PROBLEM TO WORK ON:
Write out the full set of records exactly. Any pictures in them do not belong in the copy.

Extracted data entries:
-- Start --

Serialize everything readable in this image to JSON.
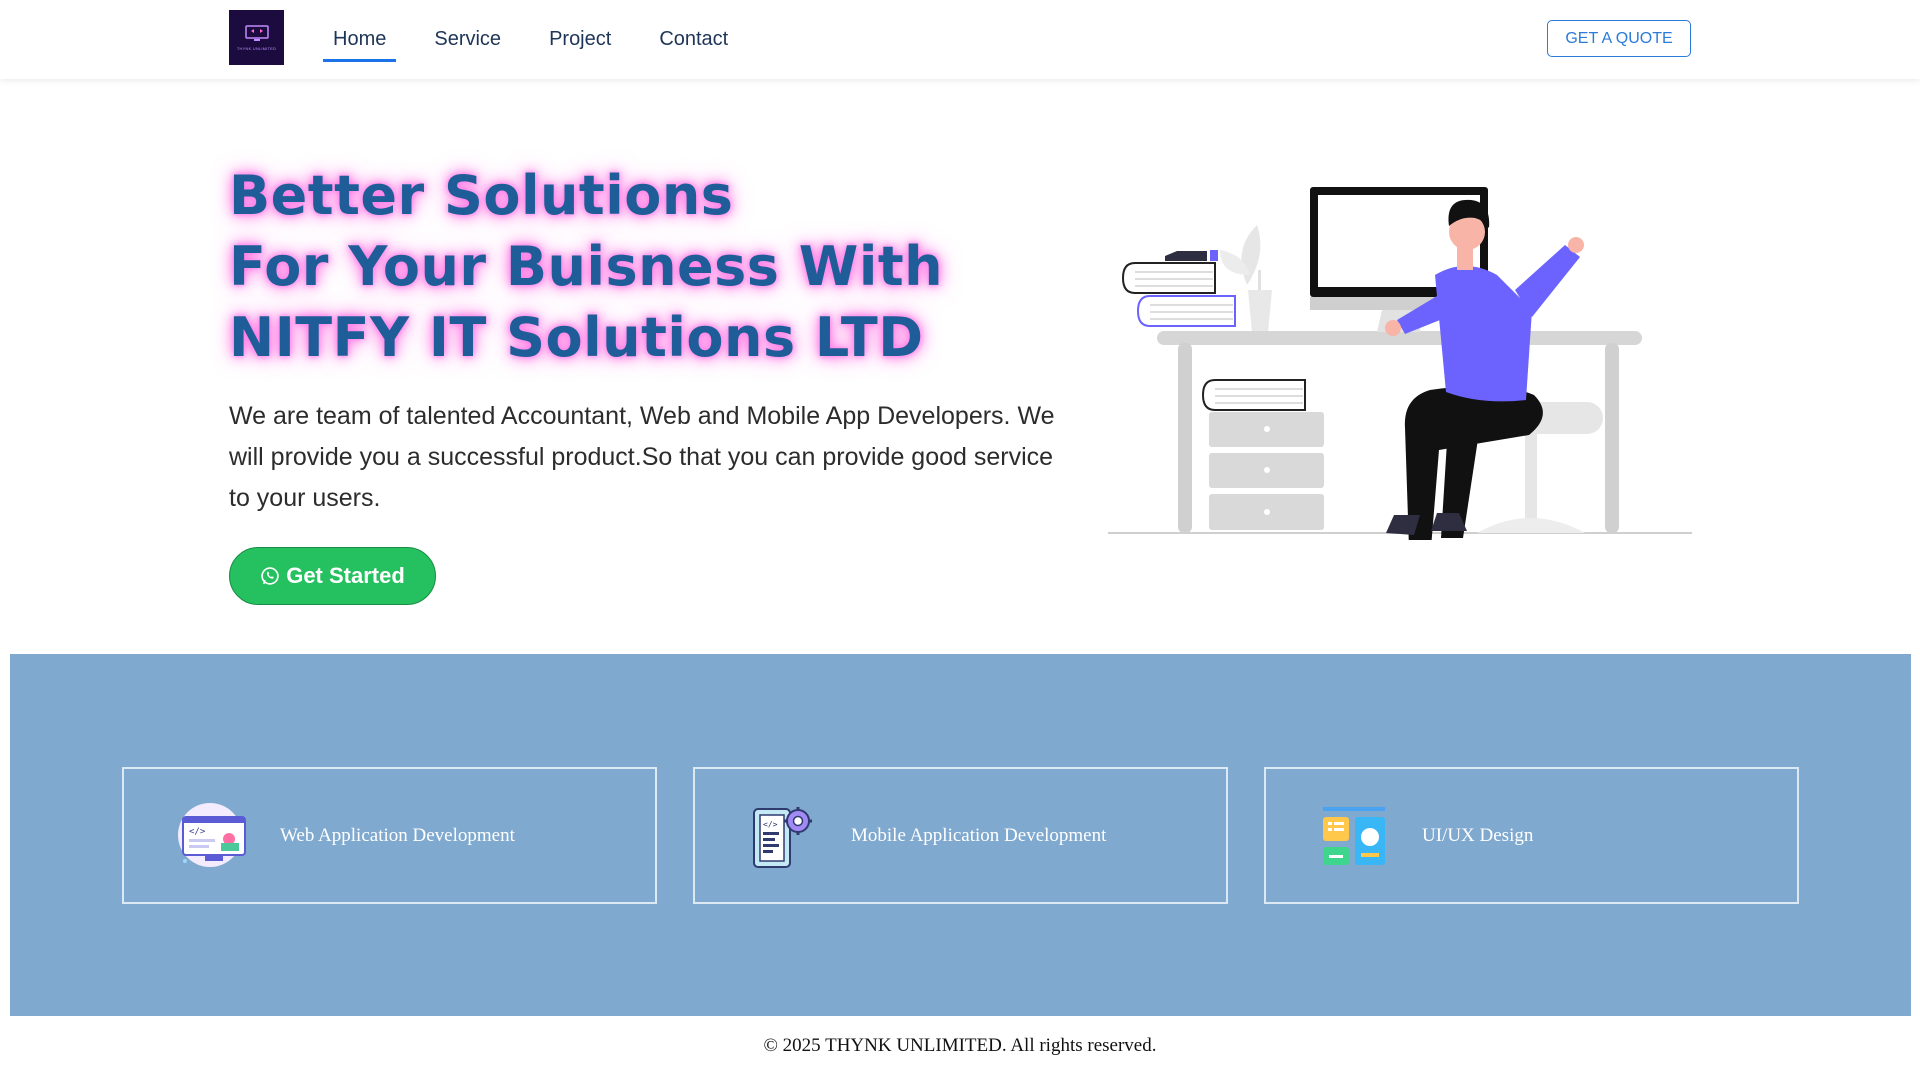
{
  "nav": {
    "logo_text": "THYNK UNLIMITED",
    "links": [
      {
        "label": "Home",
        "active": true
      },
      {
        "label": "Service",
        "active": false
      },
      {
        "label": "Project",
        "active": false
      },
      {
        "label": "Contact",
        "active": false
      }
    ],
    "quote_button": "GET A QUOTE"
  },
  "hero": {
    "title_lines": [
      "Better Solutions",
      "For Your Buisness With",
      "NITFY IT Solutions LTD"
    ],
    "description": "We are team of talented Accountant, Web and Mobile App Developers. We will provide you a successful product.So that you can provide good service to your users.",
    "cta_icon": "whatsapp-icon",
    "cta_label": "Get Started",
    "illustration": "person-at-desk-illustration"
  },
  "services": {
    "items": [
      {
        "label": "Web Application Development",
        "icon": "web-development-icon"
      },
      {
        "label": "Mobile Application Development",
        "icon": "mobile-development-icon"
      },
      {
        "label": "UI/UX Design",
        "icon": "ui-ux-design-icon"
      }
    ]
  },
  "footer": {
    "text": "© 2025 THYNK UNLIMITED. All rights reserved."
  },
  "colors": {
    "title": "#1f5d99",
    "title_glow": "#ff78e6",
    "accent_blue": "#2b7bd8",
    "cta_green": "#25c05f",
    "services_bg": "#80a9cf",
    "illustration_purple": "#6c63ff"
  }
}
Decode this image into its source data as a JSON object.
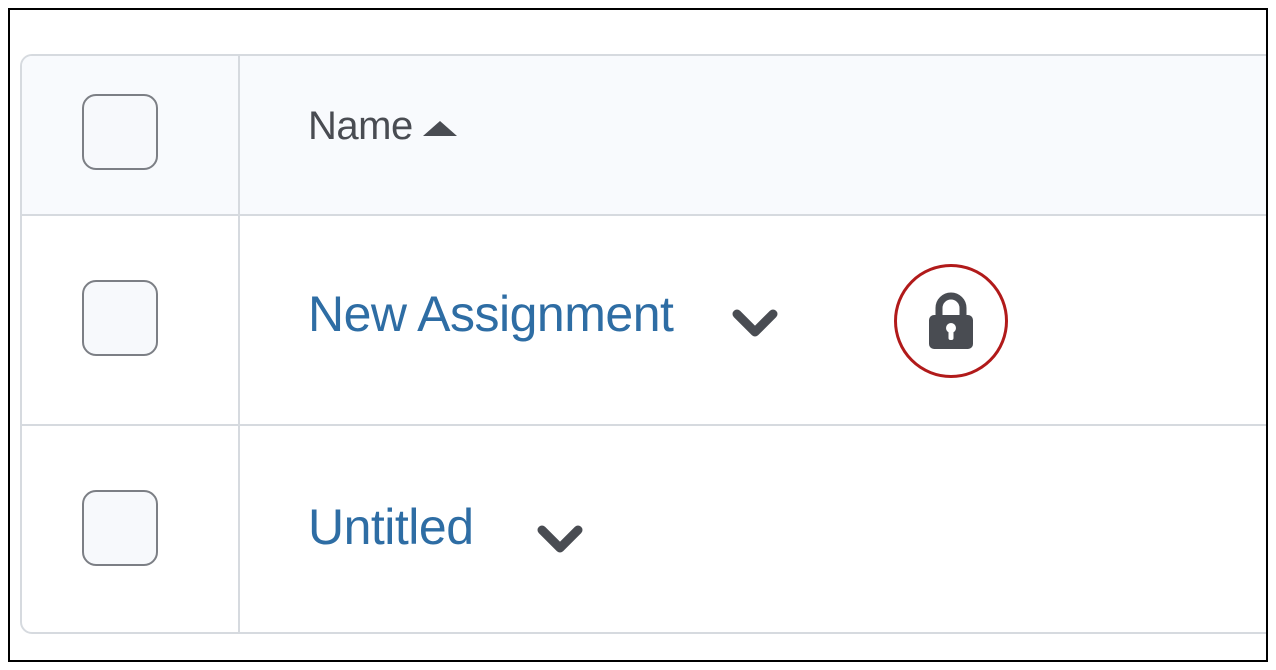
{
  "table": {
    "header": {
      "name_label": "Name",
      "sort_icon": "triangle-up-icon"
    },
    "rows": [
      {
        "name": "New Assignment",
        "menu_icon": "chevron-down-icon",
        "status_icon": "lock-icon",
        "highlight_color": "#b11a1a"
      },
      {
        "name": "Untitled",
        "menu_icon": "chevron-down-icon"
      }
    ]
  },
  "colors": {
    "link": "#2e6da4",
    "header_bg": "#f8fafd",
    "border": "#d6dadf",
    "icon": "#494c52"
  }
}
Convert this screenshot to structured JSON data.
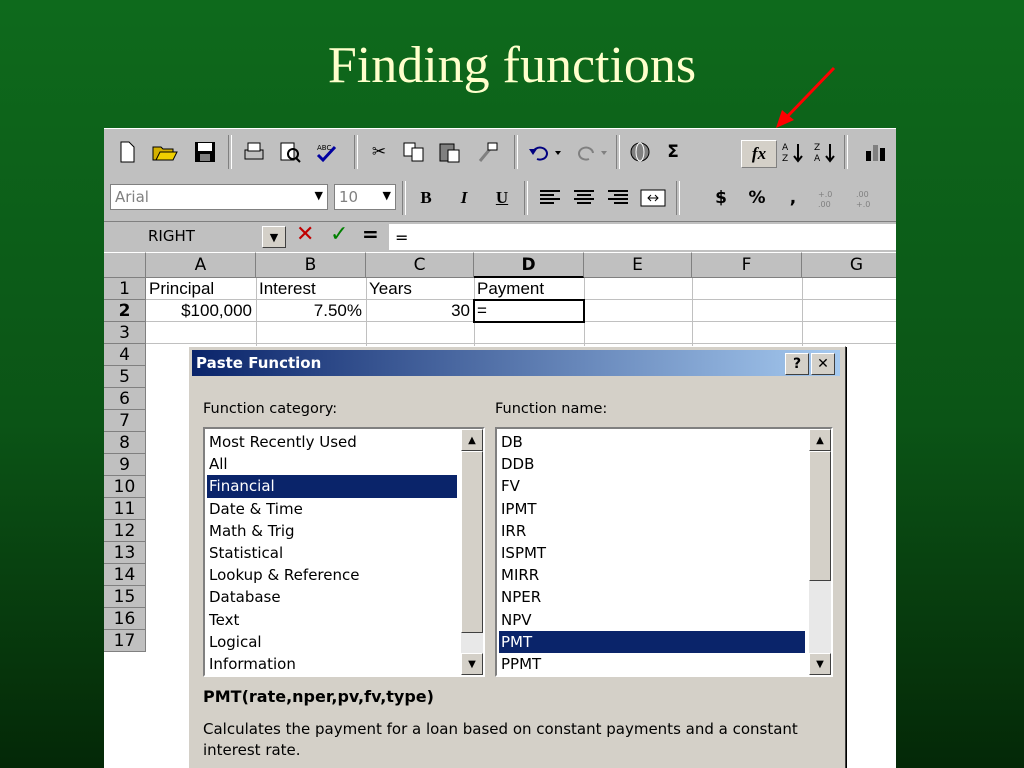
{
  "slide": {
    "title": "Finding functions"
  },
  "toolbar": {
    "sum_glyph": "Σ",
    "paste_function_glyph": "fx",
    "font_name": "Arial",
    "font_size": "10",
    "bold": "B",
    "italic": "I",
    "underline": "U",
    "currency": "$",
    "percent": "%",
    "comma": ","
  },
  "formula_bar": {
    "name_box": "RIGHT",
    "cancel_glyph": "✕",
    "enter_glyph": "✓",
    "equals_glyph": "=",
    "content": "="
  },
  "sheet": {
    "columns": [
      "A",
      "B",
      "C",
      "D",
      "E",
      "F",
      "G"
    ],
    "rows": [
      "1",
      "2",
      "3",
      "4",
      "5",
      "6",
      "7",
      "8",
      "9",
      "10",
      "11",
      "12",
      "13",
      "14",
      "15",
      "16",
      "17"
    ],
    "active_column": "D",
    "active_row": "2",
    "cells": {
      "A1": "Principal",
      "B1": "Interest",
      "C1": "Years",
      "D1": "Payment",
      "A2": "$100,000",
      "B2": "7.50%",
      "C2": "30",
      "D2": "="
    }
  },
  "dialog": {
    "title": "Paste Function",
    "help_label": "?",
    "close_label": "✕",
    "category_label": "Function category:",
    "name_label": "Function name:",
    "categories": [
      "Most Recently Used",
      "All",
      "Financial",
      "Date & Time",
      "Math & Trig",
      "Statistical",
      "Lookup & Reference",
      "Database",
      "Text",
      "Logical",
      "Information"
    ],
    "selected_category": "Financial",
    "functions": [
      "DB",
      "DDB",
      "FV",
      "IPMT",
      "IRR",
      "ISPMT",
      "MIRR",
      "NPER",
      "NPV",
      "PMT",
      "PPMT"
    ],
    "selected_function": "PMT",
    "syntax": "PMT(rate,nper,pv,fv,type)",
    "description": "Calculates the payment for a loan based on constant payments and a constant interest rate."
  },
  "colors": {
    "background": "#0b5416",
    "title_text": "#ffffcc",
    "arrow": "#ff0000",
    "selection": "#0a246a"
  }
}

-- End --

RESPONSE TO THE EXERCISE:
Serialize everything readable in this image to JSON.
{
  "nav": {
    "logo_text": "THYNK UNLIMITED",
    "links": [
      {
        "label": "Home",
        "active": true
      },
      {
        "label": "Service",
        "active": false
      },
      {
        "label": "Project",
        "active": false
      },
      {
        "label": "Contact",
        "active": false
      }
    ],
    "quote_button": "GET A QUOTE"
  },
  "hero": {
    "title_lines": [
      "Better Solutions",
      "For Your Buisness With",
      "NITFY IT Solutions LTD"
    ],
    "description": "We are team of talented Accountant, Web and Mobile App Developers. We will provide you a successful product.So that you can provide good service to your users.",
    "cta_icon": "whatsapp-icon",
    "cta_label": "Get Started",
    "illustration": "person-at-desk-illustration"
  },
  "services": {
    "items": [
      {
        "label": "Web Application Development",
        "icon": "web-development-icon"
      },
      {
        "label": "Mobile Application Development",
        "icon": "mobile-development-icon"
      },
      {
        "label": "UI/UX Design",
        "icon": "ui-ux-design-icon"
      }
    ]
  },
  "footer": {
    "text": "© 2025 THYNK UNLIMITED. All rights reserved."
  },
  "colors": {
    "title": "#1f5d99",
    "title_glow": "#ff78e6",
    "accent_blue": "#2b7bd8",
    "cta_green": "#25c05f",
    "services_bg": "#80a9cf",
    "illustration_purple": "#6c63ff"
  }
}
Decode this image into its source data as a JSON object.
{
  "table": {
    "header": {
      "name_label": "Name",
      "sort_icon": "triangle-up-icon"
    },
    "rows": [
      {
        "name": "New Assignment",
        "menu_icon": "chevron-down-icon",
        "status_icon": "lock-icon",
        "highlight_color": "#b11a1a"
      },
      {
        "name": "Untitled",
        "menu_icon": "chevron-down-icon"
      }
    ]
  },
  "colors": {
    "link": "#2e6da4",
    "header_bg": "#f8fafd",
    "border": "#d6dadf",
    "icon": "#494c52"
  }
}
Convert this screenshot to structured JSON data.
{
  "slide": {
    "title": "Finding functions"
  },
  "toolbar": {
    "sum_glyph": "Σ",
    "paste_function_glyph": "fx",
    "font_name": "Arial",
    "font_size": "10",
    "bold": "B",
    "italic": "I",
    "underline": "U",
    "currency": "$",
    "percent": "%",
    "comma": ","
  },
  "formula_bar": {
    "name_box": "RIGHT",
    "cancel_glyph": "✕",
    "enter_glyph": "✓",
    "equals_glyph": "=",
    "content": "="
  },
  "sheet": {
    "columns": [
      "A",
      "B",
      "C",
      "D",
      "E",
      "F",
      "G"
    ],
    "rows": [
      "1",
      "2",
      "3",
      "4",
      "5",
      "6",
      "7",
      "8",
      "9",
      "10",
      "11",
      "12",
      "13",
      "14",
      "15",
      "16",
      "17"
    ],
    "active_column": "D",
    "active_row": "2",
    "cells": {
      "A1": "Principal",
      "B1": "Interest",
      "C1": "Years",
      "D1": "Payment",
      "A2": "$100,000",
      "B2": "7.50%",
      "C2": "30",
      "D2": "="
    }
  },
  "dialog": {
    "title": "Paste Function",
    "help_label": "?",
    "close_label": "✕",
    "category_label": "Function category:",
    "name_label": "Function name:",
    "categories": [
      "Most Recently Used",
      "All",
      "Financial",
      "Date & Time",
      "Math & Trig",
      "Statistical",
      "Lookup & Reference",
      "Database",
      "Text",
      "Logical",
      "Information"
    ],
    "selected_category": "Financial",
    "functions": [
      "DB",
      "DDB",
      "FV",
      "IPMT",
      "IRR",
      "ISPMT",
      "MIRR",
      "NPER",
      "NPV",
      "PMT",
      "PPMT"
    ],
    "selected_function": "PMT",
    "syntax": "PMT(rate,nper,pv,fv,type)",
    "description": "Calculates the payment for a loan based on constant payments and a constant interest rate."
  },
  "colors": {
    "background": "#0b5416",
    "title_text": "#ffffcc",
    "arrow": "#ff0000",
    "selection": "#0a246a"
  }
}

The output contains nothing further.